* RECORDED DATA *
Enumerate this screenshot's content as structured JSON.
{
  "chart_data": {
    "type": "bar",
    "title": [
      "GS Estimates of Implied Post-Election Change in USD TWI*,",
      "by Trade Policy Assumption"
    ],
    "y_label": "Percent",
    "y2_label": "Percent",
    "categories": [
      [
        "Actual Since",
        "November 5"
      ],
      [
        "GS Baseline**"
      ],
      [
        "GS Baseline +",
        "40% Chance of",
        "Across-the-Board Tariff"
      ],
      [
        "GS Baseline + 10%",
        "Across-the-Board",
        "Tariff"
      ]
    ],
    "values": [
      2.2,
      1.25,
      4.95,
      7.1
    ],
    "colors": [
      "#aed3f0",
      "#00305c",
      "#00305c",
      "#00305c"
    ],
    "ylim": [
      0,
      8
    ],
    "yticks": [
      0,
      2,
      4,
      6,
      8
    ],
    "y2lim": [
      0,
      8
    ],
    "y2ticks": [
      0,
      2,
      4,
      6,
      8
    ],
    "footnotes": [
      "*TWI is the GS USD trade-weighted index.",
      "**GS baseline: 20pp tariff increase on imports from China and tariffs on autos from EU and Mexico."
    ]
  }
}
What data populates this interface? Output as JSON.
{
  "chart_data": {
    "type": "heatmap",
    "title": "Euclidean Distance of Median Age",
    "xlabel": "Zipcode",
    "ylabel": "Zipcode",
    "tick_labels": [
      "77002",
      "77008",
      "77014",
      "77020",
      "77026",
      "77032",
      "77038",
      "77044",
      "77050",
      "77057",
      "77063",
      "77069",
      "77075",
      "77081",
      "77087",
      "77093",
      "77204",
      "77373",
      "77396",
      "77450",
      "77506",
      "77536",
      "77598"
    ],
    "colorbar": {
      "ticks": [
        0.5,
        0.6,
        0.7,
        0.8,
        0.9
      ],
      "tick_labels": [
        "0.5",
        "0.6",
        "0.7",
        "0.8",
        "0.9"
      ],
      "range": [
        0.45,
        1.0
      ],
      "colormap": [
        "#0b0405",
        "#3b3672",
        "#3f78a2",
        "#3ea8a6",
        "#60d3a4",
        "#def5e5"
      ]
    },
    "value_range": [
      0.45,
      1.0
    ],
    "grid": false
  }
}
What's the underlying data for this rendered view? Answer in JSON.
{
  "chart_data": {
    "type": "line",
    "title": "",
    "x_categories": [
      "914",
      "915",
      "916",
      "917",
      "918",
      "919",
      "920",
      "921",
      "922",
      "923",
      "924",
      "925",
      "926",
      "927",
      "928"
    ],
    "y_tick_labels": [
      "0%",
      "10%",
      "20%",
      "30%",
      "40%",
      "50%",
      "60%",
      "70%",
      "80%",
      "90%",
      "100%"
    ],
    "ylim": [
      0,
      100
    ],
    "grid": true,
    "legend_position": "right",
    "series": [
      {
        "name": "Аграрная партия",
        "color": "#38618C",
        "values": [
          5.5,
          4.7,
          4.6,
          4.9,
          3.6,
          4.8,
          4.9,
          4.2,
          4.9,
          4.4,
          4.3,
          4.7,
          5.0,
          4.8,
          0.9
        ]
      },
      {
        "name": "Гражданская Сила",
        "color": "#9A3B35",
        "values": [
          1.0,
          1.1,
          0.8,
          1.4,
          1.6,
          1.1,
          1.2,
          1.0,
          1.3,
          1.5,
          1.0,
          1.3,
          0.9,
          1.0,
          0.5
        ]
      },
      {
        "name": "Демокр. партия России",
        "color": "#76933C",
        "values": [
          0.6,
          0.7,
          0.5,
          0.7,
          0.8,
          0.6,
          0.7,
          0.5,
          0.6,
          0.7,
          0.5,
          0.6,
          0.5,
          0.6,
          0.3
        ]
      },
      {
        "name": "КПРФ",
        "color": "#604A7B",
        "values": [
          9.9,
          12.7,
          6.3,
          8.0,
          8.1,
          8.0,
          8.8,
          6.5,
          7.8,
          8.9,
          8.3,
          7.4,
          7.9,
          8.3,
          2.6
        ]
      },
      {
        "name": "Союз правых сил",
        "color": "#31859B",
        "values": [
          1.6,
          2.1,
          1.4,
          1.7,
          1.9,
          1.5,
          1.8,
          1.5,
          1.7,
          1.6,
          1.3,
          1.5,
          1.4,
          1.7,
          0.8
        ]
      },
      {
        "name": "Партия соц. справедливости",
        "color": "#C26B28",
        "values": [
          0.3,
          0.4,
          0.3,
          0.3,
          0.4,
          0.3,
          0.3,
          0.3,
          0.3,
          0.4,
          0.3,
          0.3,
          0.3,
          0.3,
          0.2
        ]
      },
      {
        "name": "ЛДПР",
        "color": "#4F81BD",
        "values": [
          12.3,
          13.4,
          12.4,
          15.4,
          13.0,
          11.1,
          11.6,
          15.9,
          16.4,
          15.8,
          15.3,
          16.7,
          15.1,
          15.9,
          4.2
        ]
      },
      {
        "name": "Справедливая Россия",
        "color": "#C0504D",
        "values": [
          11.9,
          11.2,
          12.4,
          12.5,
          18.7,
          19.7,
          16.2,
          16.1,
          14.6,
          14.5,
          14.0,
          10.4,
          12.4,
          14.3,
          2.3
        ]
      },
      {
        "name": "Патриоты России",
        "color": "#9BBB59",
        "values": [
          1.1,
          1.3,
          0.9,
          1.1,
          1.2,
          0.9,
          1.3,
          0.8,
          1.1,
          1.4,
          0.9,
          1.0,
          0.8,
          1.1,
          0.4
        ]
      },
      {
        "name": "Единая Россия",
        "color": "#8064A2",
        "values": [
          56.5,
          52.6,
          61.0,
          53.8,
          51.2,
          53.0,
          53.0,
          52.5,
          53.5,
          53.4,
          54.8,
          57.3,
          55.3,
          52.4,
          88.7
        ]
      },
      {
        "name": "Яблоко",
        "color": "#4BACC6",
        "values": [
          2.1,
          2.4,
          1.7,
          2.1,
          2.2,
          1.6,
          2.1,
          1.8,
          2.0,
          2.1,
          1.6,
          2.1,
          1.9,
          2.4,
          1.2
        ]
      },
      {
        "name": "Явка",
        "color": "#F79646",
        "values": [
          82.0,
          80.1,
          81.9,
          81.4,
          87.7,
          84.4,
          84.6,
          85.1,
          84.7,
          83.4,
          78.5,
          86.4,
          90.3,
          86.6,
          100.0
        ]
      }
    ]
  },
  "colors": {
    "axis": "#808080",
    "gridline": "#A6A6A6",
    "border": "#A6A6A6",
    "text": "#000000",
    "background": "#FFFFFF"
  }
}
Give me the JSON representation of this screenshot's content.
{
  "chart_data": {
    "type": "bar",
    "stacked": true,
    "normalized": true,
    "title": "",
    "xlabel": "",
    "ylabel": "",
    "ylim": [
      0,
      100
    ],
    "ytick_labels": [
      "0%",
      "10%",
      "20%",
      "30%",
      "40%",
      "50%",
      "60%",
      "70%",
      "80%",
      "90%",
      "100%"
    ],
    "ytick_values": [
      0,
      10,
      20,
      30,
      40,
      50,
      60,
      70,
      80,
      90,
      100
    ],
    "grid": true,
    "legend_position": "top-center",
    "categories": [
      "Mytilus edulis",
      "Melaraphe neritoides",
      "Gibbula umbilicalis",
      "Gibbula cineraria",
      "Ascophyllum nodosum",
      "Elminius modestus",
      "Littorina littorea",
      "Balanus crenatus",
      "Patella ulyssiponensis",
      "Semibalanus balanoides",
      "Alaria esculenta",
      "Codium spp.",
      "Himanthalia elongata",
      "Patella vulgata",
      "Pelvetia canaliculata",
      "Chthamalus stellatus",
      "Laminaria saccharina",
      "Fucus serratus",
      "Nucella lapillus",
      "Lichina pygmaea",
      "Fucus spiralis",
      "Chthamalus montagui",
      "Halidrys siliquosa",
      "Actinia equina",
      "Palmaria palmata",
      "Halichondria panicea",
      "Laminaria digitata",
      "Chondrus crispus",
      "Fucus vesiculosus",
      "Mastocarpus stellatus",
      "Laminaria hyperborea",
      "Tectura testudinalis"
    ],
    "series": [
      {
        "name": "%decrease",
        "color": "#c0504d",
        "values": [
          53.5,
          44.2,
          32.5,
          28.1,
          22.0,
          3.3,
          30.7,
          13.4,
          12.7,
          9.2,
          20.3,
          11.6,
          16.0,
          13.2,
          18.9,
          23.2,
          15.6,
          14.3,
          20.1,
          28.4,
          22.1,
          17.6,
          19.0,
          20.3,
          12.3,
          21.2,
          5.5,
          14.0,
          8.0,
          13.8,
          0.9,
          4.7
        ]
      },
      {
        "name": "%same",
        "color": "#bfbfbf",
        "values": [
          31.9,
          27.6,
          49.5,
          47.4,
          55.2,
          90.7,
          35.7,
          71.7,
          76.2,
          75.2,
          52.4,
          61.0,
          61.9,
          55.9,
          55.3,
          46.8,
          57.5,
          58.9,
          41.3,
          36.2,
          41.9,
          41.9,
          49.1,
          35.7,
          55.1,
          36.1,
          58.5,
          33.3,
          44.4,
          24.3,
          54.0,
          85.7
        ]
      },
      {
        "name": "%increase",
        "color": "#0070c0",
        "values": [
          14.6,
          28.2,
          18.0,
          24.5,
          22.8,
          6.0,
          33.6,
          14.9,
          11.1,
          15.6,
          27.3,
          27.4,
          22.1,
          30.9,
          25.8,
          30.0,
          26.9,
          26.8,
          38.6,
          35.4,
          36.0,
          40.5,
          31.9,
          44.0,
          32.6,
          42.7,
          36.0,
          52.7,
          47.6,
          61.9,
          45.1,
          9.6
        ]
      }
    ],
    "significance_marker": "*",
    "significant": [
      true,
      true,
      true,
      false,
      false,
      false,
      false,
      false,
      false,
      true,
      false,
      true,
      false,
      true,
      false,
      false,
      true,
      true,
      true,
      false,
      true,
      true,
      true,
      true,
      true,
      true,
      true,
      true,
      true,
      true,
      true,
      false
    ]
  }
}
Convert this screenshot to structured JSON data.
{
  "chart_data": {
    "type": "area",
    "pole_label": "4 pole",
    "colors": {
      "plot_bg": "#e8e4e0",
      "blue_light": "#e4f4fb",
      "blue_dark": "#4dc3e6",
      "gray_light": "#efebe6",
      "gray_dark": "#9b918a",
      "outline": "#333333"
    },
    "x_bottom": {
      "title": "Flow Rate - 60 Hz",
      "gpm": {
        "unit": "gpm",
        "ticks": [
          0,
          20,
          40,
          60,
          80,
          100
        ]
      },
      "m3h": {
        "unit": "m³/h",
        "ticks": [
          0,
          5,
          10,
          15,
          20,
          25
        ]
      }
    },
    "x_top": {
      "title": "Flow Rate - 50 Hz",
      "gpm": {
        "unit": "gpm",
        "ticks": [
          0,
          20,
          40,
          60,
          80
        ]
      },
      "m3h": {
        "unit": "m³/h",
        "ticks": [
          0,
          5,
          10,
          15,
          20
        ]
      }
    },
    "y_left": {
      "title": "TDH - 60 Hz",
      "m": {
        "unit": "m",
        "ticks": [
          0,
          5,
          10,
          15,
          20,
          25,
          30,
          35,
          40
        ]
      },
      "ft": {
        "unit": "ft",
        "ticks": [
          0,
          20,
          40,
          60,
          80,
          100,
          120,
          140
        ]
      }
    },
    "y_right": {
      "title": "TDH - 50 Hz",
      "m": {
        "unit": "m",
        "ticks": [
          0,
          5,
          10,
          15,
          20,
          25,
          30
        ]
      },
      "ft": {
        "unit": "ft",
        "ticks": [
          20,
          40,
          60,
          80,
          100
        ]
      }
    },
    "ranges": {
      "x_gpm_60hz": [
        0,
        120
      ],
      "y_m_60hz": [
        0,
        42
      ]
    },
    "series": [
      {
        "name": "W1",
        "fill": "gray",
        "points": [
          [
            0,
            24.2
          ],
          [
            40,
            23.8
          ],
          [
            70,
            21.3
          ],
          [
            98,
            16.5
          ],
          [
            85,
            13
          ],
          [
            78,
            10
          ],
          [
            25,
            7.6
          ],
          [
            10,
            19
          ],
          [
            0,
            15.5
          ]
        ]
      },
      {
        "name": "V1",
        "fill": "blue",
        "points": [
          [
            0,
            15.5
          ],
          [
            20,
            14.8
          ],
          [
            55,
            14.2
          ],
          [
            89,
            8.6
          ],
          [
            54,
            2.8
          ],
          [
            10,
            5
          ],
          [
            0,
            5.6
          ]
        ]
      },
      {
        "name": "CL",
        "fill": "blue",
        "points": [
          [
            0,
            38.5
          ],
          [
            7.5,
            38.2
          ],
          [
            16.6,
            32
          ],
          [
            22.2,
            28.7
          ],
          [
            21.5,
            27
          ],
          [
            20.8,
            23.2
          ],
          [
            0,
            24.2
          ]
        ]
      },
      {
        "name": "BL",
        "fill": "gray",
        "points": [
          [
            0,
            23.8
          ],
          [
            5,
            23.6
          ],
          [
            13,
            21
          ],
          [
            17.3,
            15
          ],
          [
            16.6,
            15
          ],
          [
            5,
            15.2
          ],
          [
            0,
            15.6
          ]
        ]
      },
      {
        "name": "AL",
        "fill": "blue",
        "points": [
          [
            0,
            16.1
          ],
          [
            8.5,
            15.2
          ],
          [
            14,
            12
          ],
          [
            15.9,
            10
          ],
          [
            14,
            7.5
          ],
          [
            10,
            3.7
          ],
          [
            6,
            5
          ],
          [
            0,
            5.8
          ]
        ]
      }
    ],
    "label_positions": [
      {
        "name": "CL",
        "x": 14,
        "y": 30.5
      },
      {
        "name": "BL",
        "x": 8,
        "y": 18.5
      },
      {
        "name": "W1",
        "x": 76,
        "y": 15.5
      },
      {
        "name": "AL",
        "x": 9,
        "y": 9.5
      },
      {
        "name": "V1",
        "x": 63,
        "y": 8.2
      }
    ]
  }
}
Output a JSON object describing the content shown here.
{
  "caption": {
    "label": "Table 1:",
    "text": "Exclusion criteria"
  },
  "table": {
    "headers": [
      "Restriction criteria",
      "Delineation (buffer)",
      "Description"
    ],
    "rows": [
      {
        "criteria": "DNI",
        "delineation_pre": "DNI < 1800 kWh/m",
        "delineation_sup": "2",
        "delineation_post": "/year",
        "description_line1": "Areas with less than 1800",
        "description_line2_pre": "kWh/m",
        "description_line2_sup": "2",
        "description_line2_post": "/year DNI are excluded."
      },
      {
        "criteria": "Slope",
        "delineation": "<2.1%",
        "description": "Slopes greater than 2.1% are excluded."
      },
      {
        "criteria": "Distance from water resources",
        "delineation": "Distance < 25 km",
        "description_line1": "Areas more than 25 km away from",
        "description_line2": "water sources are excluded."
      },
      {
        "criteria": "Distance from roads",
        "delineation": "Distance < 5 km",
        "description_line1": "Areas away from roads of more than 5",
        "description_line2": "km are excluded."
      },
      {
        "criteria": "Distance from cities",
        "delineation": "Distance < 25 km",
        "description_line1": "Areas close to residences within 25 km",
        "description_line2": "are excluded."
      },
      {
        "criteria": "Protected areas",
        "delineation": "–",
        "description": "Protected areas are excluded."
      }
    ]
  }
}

* EXERCISE BRIEF *
Copy every line of the data that holds the string "text".

* RESPONSE *
    "text": "#000000",
    "text": "Exclusion criteria"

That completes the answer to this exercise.